■ Required work ■
State only the number of lines that include "pron".

■ Material supplied ■

● ● ● ●

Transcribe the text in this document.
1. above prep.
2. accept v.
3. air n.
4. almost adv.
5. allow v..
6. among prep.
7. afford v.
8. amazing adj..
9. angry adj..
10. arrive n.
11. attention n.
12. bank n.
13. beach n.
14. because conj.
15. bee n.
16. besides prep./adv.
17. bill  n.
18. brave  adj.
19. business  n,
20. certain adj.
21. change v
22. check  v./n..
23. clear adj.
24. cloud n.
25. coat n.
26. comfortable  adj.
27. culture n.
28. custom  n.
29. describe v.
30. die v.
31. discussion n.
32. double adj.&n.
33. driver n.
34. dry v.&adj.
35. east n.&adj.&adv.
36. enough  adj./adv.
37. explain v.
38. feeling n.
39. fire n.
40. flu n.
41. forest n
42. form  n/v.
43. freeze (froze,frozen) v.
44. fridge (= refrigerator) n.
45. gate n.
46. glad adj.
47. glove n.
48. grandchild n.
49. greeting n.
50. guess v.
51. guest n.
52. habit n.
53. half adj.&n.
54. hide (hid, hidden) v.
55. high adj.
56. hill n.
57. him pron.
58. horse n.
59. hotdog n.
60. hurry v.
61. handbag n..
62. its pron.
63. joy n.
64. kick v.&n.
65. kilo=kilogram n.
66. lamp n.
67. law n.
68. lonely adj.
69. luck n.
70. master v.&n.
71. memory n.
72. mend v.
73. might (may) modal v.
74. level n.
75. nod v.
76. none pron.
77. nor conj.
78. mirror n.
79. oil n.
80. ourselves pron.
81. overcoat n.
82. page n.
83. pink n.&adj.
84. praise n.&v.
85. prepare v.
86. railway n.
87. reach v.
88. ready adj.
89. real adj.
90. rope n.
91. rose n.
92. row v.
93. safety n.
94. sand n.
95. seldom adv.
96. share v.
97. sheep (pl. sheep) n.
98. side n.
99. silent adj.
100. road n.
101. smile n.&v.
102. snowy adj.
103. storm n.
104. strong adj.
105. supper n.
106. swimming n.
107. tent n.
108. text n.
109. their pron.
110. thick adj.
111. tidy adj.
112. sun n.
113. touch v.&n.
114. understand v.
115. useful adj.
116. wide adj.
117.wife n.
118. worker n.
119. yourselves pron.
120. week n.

● ● ● ●

■ Response to this task ■
6